Set exercise:
Take each line containing "Affect" and report it exactly as written.

Provided records:
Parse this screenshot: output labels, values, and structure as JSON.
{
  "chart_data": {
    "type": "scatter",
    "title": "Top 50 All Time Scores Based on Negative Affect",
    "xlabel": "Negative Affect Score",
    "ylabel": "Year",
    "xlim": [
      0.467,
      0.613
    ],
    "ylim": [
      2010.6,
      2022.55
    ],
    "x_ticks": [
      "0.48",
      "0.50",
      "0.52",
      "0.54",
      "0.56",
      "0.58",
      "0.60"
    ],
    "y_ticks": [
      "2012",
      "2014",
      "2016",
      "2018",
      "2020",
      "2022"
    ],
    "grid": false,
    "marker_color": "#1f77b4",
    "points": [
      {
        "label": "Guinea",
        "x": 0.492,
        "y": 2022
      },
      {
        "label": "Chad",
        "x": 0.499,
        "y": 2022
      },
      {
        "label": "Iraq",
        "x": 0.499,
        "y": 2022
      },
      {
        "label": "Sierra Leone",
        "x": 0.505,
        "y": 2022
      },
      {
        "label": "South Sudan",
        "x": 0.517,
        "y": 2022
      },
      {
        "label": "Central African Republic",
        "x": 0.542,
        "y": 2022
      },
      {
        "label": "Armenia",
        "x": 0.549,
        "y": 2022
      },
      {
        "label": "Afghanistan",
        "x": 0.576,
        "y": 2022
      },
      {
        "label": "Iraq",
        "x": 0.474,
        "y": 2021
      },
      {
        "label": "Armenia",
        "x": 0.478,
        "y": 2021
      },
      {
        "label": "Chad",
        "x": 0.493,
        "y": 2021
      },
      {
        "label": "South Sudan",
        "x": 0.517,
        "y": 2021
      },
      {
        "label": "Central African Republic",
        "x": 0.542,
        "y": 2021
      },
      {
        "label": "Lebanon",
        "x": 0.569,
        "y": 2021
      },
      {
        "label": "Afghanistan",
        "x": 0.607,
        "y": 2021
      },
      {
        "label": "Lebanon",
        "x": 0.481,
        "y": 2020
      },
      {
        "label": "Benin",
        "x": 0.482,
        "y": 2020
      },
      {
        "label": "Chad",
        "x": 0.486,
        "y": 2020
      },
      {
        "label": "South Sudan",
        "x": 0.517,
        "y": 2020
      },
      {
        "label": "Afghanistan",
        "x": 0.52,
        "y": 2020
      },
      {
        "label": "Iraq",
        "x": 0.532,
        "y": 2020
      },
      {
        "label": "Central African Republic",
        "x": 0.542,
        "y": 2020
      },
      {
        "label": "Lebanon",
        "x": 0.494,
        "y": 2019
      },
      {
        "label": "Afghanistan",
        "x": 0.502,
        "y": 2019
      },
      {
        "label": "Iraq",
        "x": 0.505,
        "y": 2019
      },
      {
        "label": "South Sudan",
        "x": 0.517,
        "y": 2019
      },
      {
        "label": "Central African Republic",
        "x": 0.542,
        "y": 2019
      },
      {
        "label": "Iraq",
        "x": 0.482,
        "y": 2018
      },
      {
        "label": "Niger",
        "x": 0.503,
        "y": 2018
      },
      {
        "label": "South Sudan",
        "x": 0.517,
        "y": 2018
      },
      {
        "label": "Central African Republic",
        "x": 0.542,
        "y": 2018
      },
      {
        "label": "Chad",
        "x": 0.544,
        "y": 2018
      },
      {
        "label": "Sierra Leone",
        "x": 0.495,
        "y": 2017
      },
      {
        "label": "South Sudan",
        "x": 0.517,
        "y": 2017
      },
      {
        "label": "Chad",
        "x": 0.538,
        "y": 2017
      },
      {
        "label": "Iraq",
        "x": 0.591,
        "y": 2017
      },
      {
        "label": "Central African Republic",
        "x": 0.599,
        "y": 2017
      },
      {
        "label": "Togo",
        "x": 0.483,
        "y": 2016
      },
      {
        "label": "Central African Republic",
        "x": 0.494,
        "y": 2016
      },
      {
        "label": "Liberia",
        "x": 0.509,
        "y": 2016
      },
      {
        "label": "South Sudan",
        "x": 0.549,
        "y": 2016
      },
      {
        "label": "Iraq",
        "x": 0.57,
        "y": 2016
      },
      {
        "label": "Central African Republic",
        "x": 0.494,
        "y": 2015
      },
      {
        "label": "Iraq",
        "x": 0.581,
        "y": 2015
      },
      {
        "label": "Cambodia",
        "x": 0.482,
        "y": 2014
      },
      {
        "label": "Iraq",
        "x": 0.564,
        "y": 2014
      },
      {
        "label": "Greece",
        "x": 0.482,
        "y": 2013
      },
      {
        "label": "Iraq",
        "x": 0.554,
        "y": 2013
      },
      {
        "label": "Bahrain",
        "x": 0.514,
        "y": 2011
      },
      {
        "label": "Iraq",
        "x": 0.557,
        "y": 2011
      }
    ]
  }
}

Reply to the exercise:
    "title": "Top 50 All Time Scores Based on Negative Affect",
    "xlabel": "Negative Affect Score",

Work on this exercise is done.